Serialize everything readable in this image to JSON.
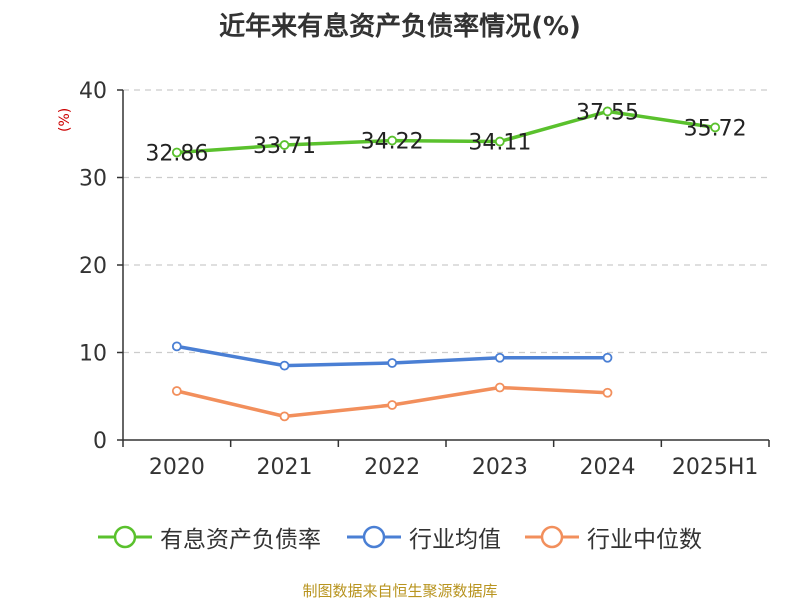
{
  "page": {
    "title": "近年来有息资产负债率情况(%)",
    "source": "制图数据来自恒生聚源数据库"
  },
  "chart_data": {
    "type": "line",
    "title": "近年来有息资产负债率情况(%)",
    "ylabel": "(%)",
    "xlabel": "",
    "categories": [
      "2020",
      "2021",
      "2022",
      "2023",
      "2024",
      "2025H1"
    ],
    "ylim": [
      0,
      40
    ],
    "yticks": [
      0,
      10,
      20,
      30,
      40
    ],
    "grid": true,
    "legend_position": "bottom",
    "series": [
      {
        "name": "有息资产负债率",
        "color": "#5ac12d",
        "values": [
          32.86,
          33.71,
          34.22,
          34.11,
          37.55,
          35.72
        ],
        "labels": [
          "32.86",
          "33.71",
          "34.22",
          "34.11",
          "37.55",
          "35.72"
        ]
      },
      {
        "name": "行业均值",
        "color": "#4a7fd4",
        "values": [
          10.7,
          8.5,
          8.8,
          9.4,
          9.4,
          null
        ]
      },
      {
        "name": "行业中位数",
        "color": "#f28f5c",
        "values": [
          5.6,
          2.7,
          4.0,
          6.0,
          5.4,
          null
        ]
      }
    ]
  }
}
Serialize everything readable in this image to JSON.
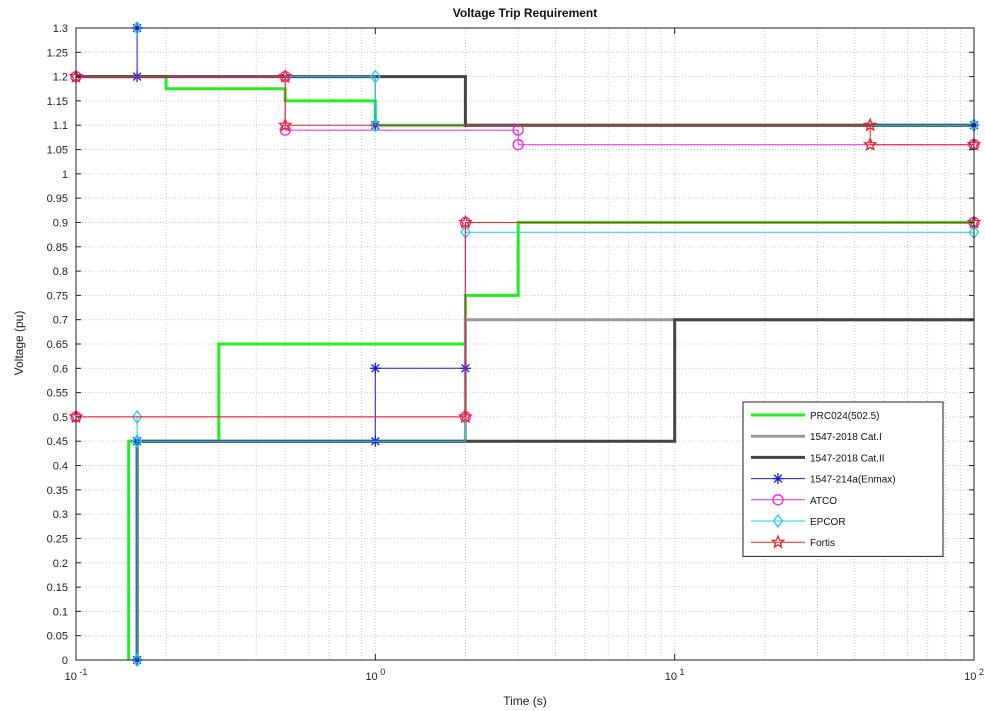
{
  "chart_data": {
    "type": "line",
    "title": "Voltage Trip Requirement",
    "xlabel": "Time (s)",
    "ylabel": "Voltage (pu)",
    "x_scale": "log",
    "xlim": [
      0.1,
      100
    ],
    "ylim": [
      0,
      1.3
    ],
    "grid": true,
    "legend_position": "right-middle",
    "x_ticks": [
      {
        "value": 0.1,
        "base": "10",
        "exp": "-1"
      },
      {
        "value": 1,
        "base": "10",
        "exp": "0"
      },
      {
        "value": 10,
        "base": "10",
        "exp": "1"
      },
      {
        "value": 100,
        "base": "10",
        "exp": "2"
      }
    ],
    "y_ticks": [
      {
        "value": 0,
        "label": "0"
      },
      {
        "value": 0.05,
        "label": "0.05"
      },
      {
        "value": 0.1,
        "label": "0.1"
      },
      {
        "value": 0.15,
        "label": "0.15"
      },
      {
        "value": 0.2,
        "label": "0.2"
      },
      {
        "value": 0.25,
        "label": "0.25"
      },
      {
        "value": 0.3,
        "label": "0.3"
      },
      {
        "value": 0.35,
        "label": "0.35"
      },
      {
        "value": 0.4,
        "label": "0.4"
      },
      {
        "value": 0.45,
        "label": "0.45"
      },
      {
        "value": 0.5,
        "label": "0.5"
      },
      {
        "value": 0.55,
        "label": "0.55"
      },
      {
        "value": 0.6,
        "label": "0.6"
      },
      {
        "value": 0.65,
        "label": "0.65"
      },
      {
        "value": 0.7,
        "label": "0.7"
      },
      {
        "value": 0.75,
        "label": "0.75"
      },
      {
        "value": 0.8,
        "label": "0.8"
      },
      {
        "value": 0.85,
        "label": "0.85"
      },
      {
        "value": 0.9,
        "label": "0.9"
      },
      {
        "value": 0.95,
        "label": "0.95"
      },
      {
        "value": 1,
        "label": "1"
      },
      {
        "value": 1.05,
        "label": "1.05"
      },
      {
        "value": 1.1,
        "label": "1.1"
      },
      {
        "value": 1.15,
        "label": "1.15"
      },
      {
        "value": 1.2,
        "label": "1.2"
      },
      {
        "value": 1.25,
        "label": "1.25"
      },
      {
        "value": 1.3,
        "label": "1.3"
      }
    ],
    "series": [
      {
        "name": "PRC024(502.5)",
        "color": "#22ee22",
        "width": 3,
        "marker": "none",
        "lines": [
          [
            [
              0.1,
              1.2
            ],
            [
              0.2,
              1.2
            ],
            [
              0.2,
              1.175
            ],
            [
              0.5,
              1.175
            ],
            [
              0.5,
              1.15
            ],
            [
              1,
              1.15
            ],
            [
              1,
              1.1
            ],
            [
              100,
              1.1
            ]
          ],
          [
            [
              0.15,
              0
            ],
            [
              0.15,
              0.45
            ],
            [
              0.3,
              0.45
            ],
            [
              0.3,
              0.65
            ],
            [
              2,
              0.65
            ],
            [
              2,
              0.75
            ],
            [
              3,
              0.75
            ],
            [
              3,
              0.9
            ],
            [
              100,
              0.9
            ]
          ]
        ]
      },
      {
        "name": "1547-2018 Cat.I",
        "color": "#999999",
        "width": 3,
        "marker": "none",
        "lines": [
          [
            [
              0.16,
              0.45
            ],
            [
              2,
              0.45
            ],
            [
              2,
              0.7
            ],
            [
              100,
              0.7
            ]
          ]
        ]
      },
      {
        "name": "1547-2018 Cat.II",
        "color": "#444444",
        "width": 3,
        "marker": "none",
        "lines": [
          [
            [
              0.1,
              1.2
            ],
            [
              2,
              1.2
            ],
            [
              2,
              1.1
            ],
            [
              100,
              1.1
            ]
          ],
          [
            [
              0.16,
              0
            ],
            [
              0.16,
              0.45
            ],
            [
              10,
              0.45
            ],
            [
              10,
              0.7
            ],
            [
              100,
              0.7
            ]
          ]
        ]
      },
      {
        "name": "1547-214a(Enmax)",
        "color": "#1a1ae6",
        "width": 1,
        "marker": "asterisk",
        "lines": [
          [
            [
              0.16,
              0
            ],
            [
              0.16,
              0.45
            ],
            [
              1,
              0.45
            ],
            [
              1,
              0.6
            ],
            [
              2,
              0.6
            ],
            [
              2,
              0.9
            ]
          ],
          [
            [
              0.1,
              1.2
            ],
            [
              0.16,
              1.2
            ],
            [
              0.16,
              1.3
            ],
            [
              0.16,
              1.2
            ],
            [
              1,
              1.2
            ],
            [
              1,
              1.1
            ],
            [
              100,
              1.1
            ]
          ]
        ],
        "markers": [
          [
            0.16,
            0
          ],
          [
            0.16,
            0.45
          ],
          [
            1,
            0.45
          ],
          [
            1,
            0.6
          ],
          [
            2,
            0.6
          ],
          [
            0.16,
            1.2
          ],
          [
            0.16,
            1.3
          ],
          [
            1,
            1.1
          ],
          [
            100,
            1.1
          ]
        ]
      },
      {
        "name": "ATCO",
        "color": "#ee22ee",
        "width": 1,
        "marker": "circle",
        "lines": [
          [
            [
              0.1,
              1.2
            ],
            [
              0.5,
              1.2
            ],
            [
              0.5,
              1.09
            ],
            [
              3,
              1.09
            ],
            [
              3,
              1.06
            ],
            [
              100,
              1.06
            ]
          ],
          [
            [
              0.1,
              0.5
            ],
            [
              2,
              0.5
            ],
            [
              2,
              0.9
            ],
            [
              100,
              0.9
            ]
          ]
        ],
        "markers": [
          [
            0.1,
            1.2
          ],
          [
            0.5,
            1.2
          ],
          [
            0.5,
            1.09
          ],
          [
            3,
            1.09
          ],
          [
            3,
            1.06
          ],
          [
            100,
            1.06
          ],
          [
            0.1,
            0.5
          ],
          [
            2,
            0.5
          ],
          [
            2,
            0.9
          ],
          [
            100,
            0.9
          ]
        ]
      },
      {
        "name": "EPCOR",
        "color": "#22ccee",
        "width": 1,
        "marker": "diamond",
        "lines": [
          [
            [
              0.1,
              1.2
            ],
            [
              1,
              1.2
            ],
            [
              1,
              1.1
            ],
            [
              100,
              1.1
            ]
          ],
          [
            [
              0.16,
              0
            ],
            [
              0.16,
              0.5
            ],
            [
              0.16,
              0.45
            ],
            [
              2,
              0.45
            ],
            [
              2,
              0.88
            ],
            [
              100,
              0.88
            ]
          ]
        ],
        "markers": [
          [
            0.16,
            0
          ],
          [
            0.16,
            0.5
          ],
          [
            0.16,
            0.45
          ],
          [
            1,
            1.2
          ],
          [
            1,
            1.1
          ],
          [
            2,
            0.88
          ],
          [
            100,
            0.88
          ],
          [
            100,
            1.1
          ],
          [
            0.16,
            1.3
          ]
        ]
      },
      {
        "name": "Fortis",
        "color": "#ee2222",
        "width": 1,
        "marker": "star",
        "lines": [
          [
            [
              0.1,
              1.2
            ],
            [
              0.5,
              1.2
            ],
            [
              0.5,
              1.1
            ],
            [
              45,
              1.1
            ],
            [
              45,
              1.06
            ],
            [
              100,
              1.06
            ]
          ],
          [
            [
              0.1,
              0.5
            ],
            [
              2,
              0.5
            ],
            [
              2,
              0.9
            ],
            [
              100,
              0.9
            ]
          ]
        ],
        "markers": [
          [
            0.1,
            1.2
          ],
          [
            0.5,
            1.2
          ],
          [
            0.5,
            1.1
          ],
          [
            45,
            1.1
          ],
          [
            45,
            1.06
          ],
          [
            100,
            1.06
          ],
          [
            0.1,
            0.5
          ],
          [
            2,
            0.5
          ],
          [
            2,
            0.9
          ],
          [
            100,
            0.9
          ]
        ]
      }
    ]
  }
}
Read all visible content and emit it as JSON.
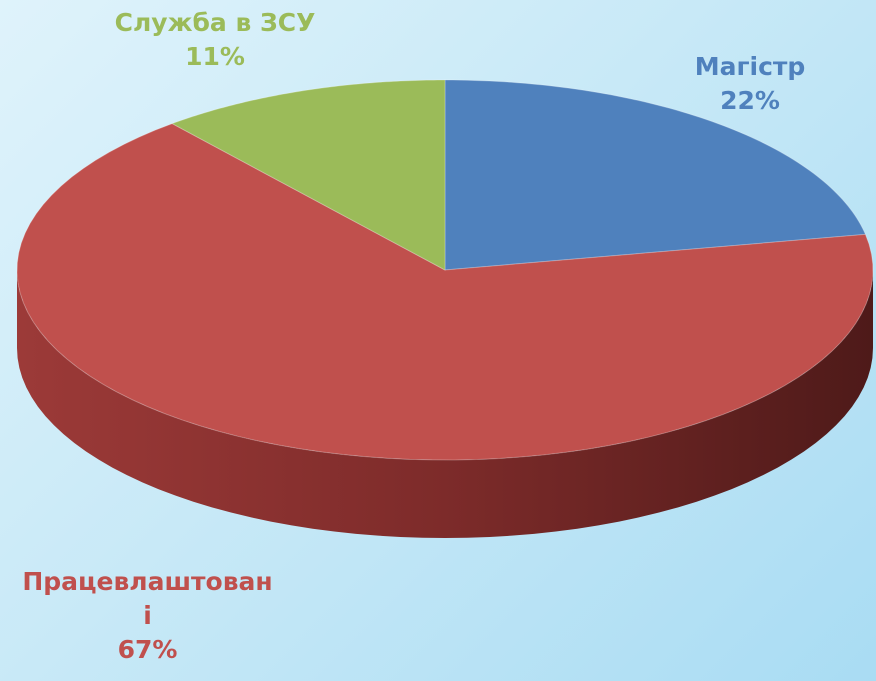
{
  "chart_data": {
    "type": "pie",
    "categories": [
      "Магістр",
      "Працевлаштовані",
      "Служба в ЗСУ"
    ],
    "values": [
      22,
      67,
      11
    ],
    "value_labels": [
      "22%",
      "67%",
      "11%"
    ],
    "colors": [
      "#4f81bd",
      "#c0504d",
      "#9bbb59"
    ]
  }
}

————————

**Exercise prompt**
Set down nothing but the lines from the one containing "Read all visible content and emit it as JSON." to the final line above, both included, with every picture left out.

**Written reply**
Read all visible content and emit it as JSON.
{
  "chart_data": {
    "type": "pie",
    "categories": [
      "Магістр",
      "Працевлаштовані",
      "Служба в ЗСУ"
    ],
    "values": [
      22,
      67,
      11
    ],
    "value_labels": [
      "22%",
      "67%",
      "11%"
    ],
    "colors": [
      "#4f81bd",
      "#c0504d",
      "#9bbb59"
    ]
  }
}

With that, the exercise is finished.